>> Begin Input for this task

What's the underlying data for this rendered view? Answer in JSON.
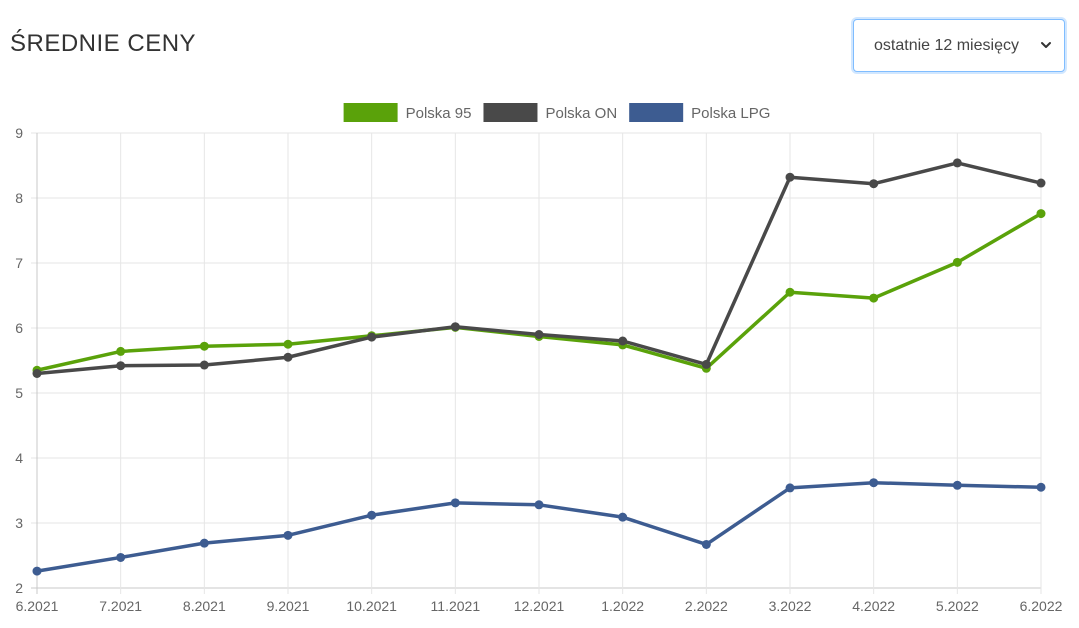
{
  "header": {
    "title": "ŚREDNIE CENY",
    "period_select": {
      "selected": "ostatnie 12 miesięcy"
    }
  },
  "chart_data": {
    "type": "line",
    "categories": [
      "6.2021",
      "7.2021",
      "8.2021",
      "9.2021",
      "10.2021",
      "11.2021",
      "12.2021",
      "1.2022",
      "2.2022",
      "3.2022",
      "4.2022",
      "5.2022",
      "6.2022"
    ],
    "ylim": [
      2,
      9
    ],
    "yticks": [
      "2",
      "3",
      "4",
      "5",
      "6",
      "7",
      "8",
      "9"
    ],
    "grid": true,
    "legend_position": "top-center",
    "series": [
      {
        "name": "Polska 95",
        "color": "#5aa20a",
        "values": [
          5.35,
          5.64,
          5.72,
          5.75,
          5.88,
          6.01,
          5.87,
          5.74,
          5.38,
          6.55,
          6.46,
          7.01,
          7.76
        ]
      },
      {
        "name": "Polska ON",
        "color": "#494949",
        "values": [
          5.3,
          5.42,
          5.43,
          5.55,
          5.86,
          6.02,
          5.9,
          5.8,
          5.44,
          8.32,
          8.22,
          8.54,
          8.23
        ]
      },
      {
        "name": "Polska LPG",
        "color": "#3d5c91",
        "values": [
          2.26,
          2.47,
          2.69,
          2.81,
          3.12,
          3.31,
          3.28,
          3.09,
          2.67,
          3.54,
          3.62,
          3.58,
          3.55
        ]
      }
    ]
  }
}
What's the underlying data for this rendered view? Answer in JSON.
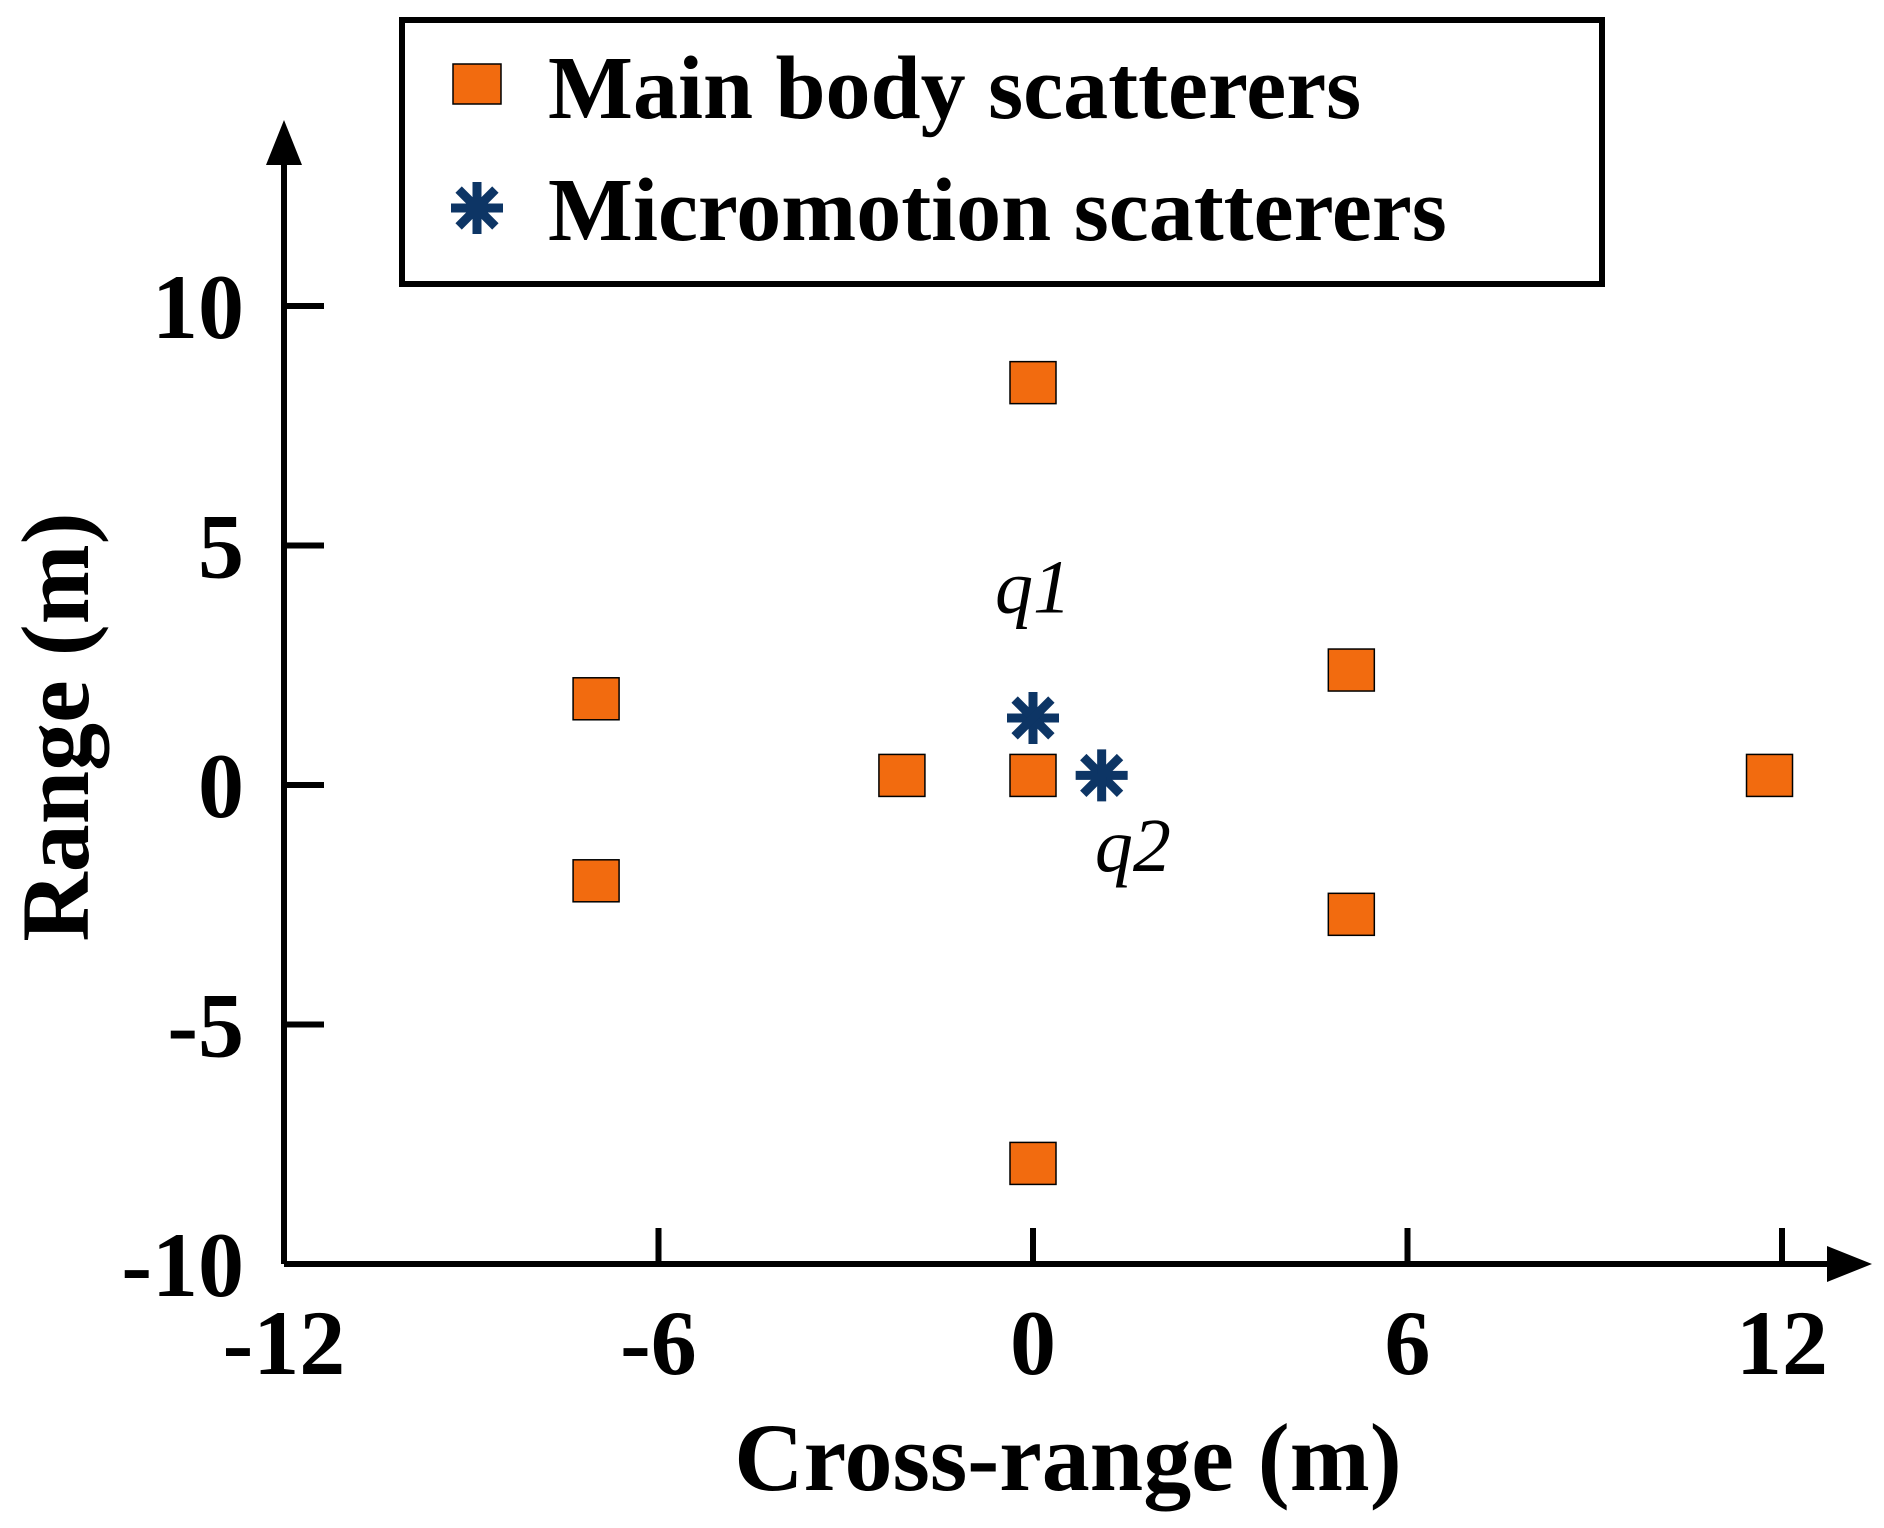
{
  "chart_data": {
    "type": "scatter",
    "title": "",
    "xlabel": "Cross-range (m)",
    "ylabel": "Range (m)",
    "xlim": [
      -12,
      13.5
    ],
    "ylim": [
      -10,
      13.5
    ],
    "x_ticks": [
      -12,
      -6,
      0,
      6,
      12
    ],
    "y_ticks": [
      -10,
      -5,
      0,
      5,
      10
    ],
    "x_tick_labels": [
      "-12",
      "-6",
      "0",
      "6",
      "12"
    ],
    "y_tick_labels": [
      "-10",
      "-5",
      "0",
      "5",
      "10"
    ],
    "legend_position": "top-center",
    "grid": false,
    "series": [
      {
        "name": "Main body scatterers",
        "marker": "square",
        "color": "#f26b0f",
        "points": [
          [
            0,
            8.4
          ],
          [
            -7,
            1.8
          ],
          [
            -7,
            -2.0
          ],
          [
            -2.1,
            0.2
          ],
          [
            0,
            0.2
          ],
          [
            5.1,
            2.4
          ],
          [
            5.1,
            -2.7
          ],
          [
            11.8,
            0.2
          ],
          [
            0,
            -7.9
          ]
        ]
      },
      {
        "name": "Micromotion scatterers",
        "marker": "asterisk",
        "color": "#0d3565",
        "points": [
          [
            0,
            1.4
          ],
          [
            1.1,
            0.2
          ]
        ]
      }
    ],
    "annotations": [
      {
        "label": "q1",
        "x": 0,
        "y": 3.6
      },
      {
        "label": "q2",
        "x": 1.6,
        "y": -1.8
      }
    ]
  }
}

>> End Input for this task
>> Begin Input for this task

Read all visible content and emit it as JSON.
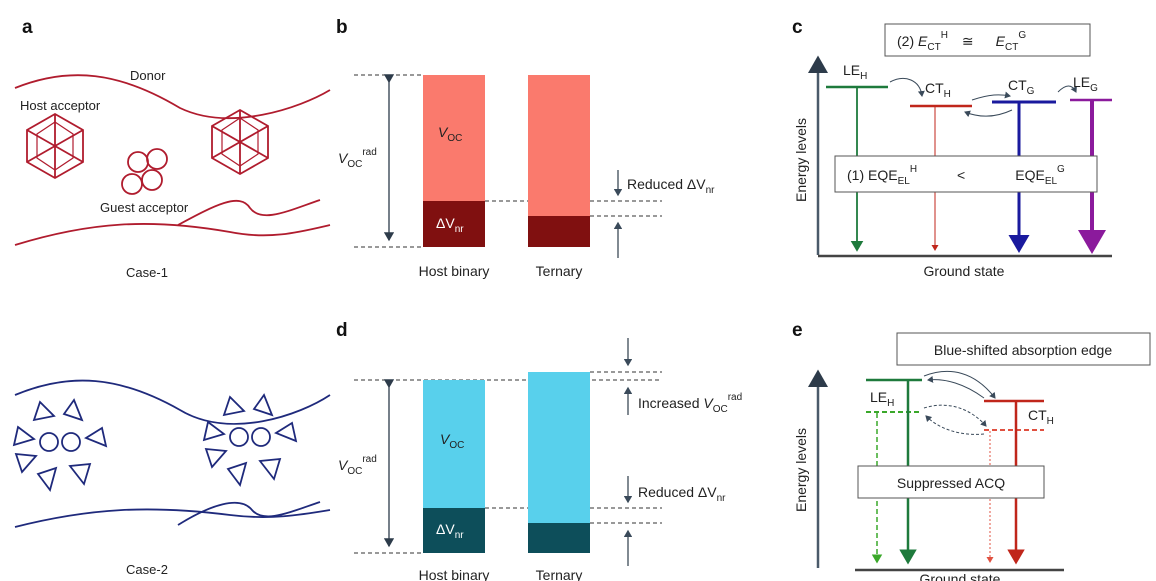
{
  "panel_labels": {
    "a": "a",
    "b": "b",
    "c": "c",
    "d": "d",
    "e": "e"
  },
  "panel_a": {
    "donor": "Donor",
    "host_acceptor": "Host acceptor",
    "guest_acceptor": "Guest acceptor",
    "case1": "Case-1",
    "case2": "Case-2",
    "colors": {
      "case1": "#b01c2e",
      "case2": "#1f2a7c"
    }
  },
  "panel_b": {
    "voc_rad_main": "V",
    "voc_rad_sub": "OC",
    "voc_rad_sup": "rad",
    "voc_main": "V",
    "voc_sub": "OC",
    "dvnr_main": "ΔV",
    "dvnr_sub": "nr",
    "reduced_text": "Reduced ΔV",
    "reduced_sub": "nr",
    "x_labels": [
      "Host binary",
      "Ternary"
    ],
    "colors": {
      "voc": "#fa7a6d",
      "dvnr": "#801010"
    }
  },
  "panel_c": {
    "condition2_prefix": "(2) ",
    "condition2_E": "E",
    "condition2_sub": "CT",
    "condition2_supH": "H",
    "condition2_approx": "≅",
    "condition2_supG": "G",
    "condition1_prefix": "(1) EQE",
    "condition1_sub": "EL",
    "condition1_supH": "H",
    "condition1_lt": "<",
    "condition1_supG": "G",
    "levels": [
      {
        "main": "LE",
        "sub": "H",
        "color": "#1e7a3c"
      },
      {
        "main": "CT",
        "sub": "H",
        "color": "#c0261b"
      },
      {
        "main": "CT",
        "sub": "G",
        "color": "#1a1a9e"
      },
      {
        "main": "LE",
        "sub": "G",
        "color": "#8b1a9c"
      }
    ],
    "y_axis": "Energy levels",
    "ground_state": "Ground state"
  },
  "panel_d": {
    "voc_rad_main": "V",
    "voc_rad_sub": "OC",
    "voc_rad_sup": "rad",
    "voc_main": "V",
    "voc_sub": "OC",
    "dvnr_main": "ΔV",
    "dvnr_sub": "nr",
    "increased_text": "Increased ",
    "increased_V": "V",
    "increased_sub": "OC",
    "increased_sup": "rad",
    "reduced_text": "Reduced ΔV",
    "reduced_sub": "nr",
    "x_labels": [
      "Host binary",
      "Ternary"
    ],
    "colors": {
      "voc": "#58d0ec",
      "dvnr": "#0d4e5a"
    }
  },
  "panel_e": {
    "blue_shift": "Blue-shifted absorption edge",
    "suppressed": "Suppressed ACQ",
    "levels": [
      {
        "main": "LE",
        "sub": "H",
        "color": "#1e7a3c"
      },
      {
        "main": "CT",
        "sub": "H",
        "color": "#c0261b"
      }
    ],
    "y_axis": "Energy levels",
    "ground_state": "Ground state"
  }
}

>> End Input for this task
>> Begin Input for this task

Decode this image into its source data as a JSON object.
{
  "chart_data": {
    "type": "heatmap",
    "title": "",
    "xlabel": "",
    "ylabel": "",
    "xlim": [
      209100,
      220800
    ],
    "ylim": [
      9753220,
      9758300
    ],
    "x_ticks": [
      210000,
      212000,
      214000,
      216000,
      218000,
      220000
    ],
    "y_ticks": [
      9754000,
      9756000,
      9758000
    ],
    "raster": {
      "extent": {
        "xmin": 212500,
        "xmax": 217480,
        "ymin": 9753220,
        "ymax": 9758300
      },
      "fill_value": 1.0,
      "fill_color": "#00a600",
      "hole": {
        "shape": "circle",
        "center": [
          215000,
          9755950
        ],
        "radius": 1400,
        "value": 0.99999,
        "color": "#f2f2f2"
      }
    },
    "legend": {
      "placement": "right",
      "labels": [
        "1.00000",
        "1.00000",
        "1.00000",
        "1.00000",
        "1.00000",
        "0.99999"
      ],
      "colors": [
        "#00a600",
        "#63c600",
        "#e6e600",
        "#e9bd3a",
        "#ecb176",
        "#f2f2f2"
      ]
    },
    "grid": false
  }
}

>> End Input for this task

Requirement: Which lines contain the word "acceptor"? Return each of them.

In response:
    "host_acceptor": "Host acceptor",
    "guest_acceptor": "Guest acceptor",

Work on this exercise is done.